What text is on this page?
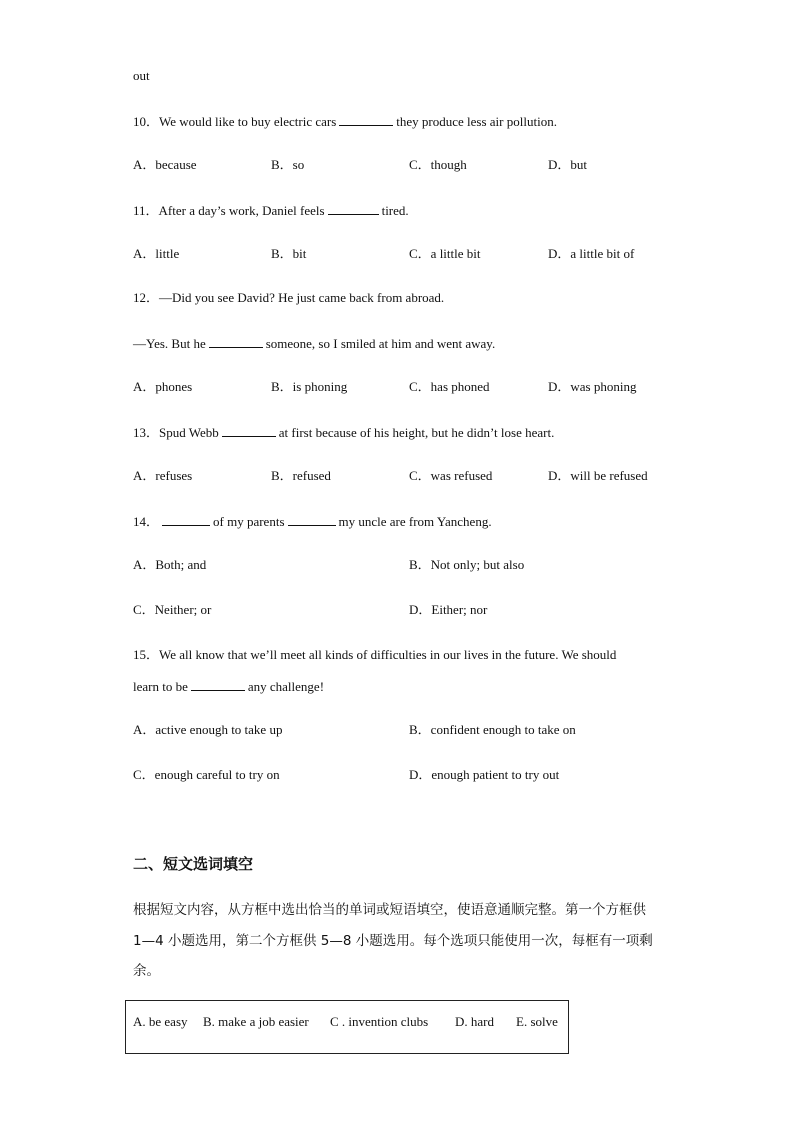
out
10．We would like to buy electric cars	they produce less air pollution.
A．because	B．so	C．though	D．but
11．After a day’s work, Daniel feels	tired.
A．little	B．bit	C．a little bit	D．a little bit of
12．—Did you see David? He just came back from abroad.
—Yes. But he	someone, so I smiled at him and went away.
A．phones	B．is phoning	C．has phoned	D．was phoning
13．Spud Webb	at first because of his height, but he didn’t lose heart.
A．refuses	B．refused	C．was refused	D．will be refused
14．	of my parents	my uncle are from Yancheng.
A．Both; and	B．Not only; but also
C．Neither; or	D．Either; nor
15．We all know that we’ll meet all kinds of difficulties in our lives in the future. We should
learn to be	any challenge!
A．active enough to take up	B．confident enough to take on
C．enough careful to try on	D．enough patient to try out
二、短文选词填空
根据短文内容，从方框中选出恰当的单词或短语填空，使语意通顺完整。第一个方框供
1—4 小题选用，第二个方框供 5—8 小题选用。每个选项只能使用一次，每框有一项剩
余。
A. be easy B. make a job easier C . invention clubs D. hard E. solve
★ ★ ★ ★ ★
### Set exercise
With the pictures left out, transcribe the material exactly.

### Task output
What text is on this page?
out
10．We would like to buy electric cars	they produce less air pollution.
A．because	B．so	C．though	D．but
11．After a day’s work, Daniel feels	tired.
A．little	B．bit	C．a little bit	D．a little bit of
12．—Did you see David? He just came back from abroad.
—Yes. But he	someone, so I smiled at him and went away.
A．phones	B．is phoning	C．has phoned	D．was phoning
13．Spud Webb	at first because of his height, but he didn’t lose heart.
A．refuses	B．refused	C．was refused	D．will be refused
14．	of my parents	my uncle are from Yancheng.
A．Both; and	B．Not only; but also
C．Neither; or	D．Either; nor
15．We all know that we’ll meet all kinds of difficulties in our lives in the future. We should
learn to be	any challenge!
A．active enough to take up	B．confident enough to take on
C．enough careful to try on	D．enough patient to try out
二、短文选词填空
根据短文内容，从方框中选出恰当的单词或短语填空，使语意通顺完整。第一个方框供
1—4 小题选用，第二个方框供 5—8 小题选用。每个选项只能使用一次，每框有一项剩
余。
A. be easy B. make a job easier C . invention clubs D. hard E. solve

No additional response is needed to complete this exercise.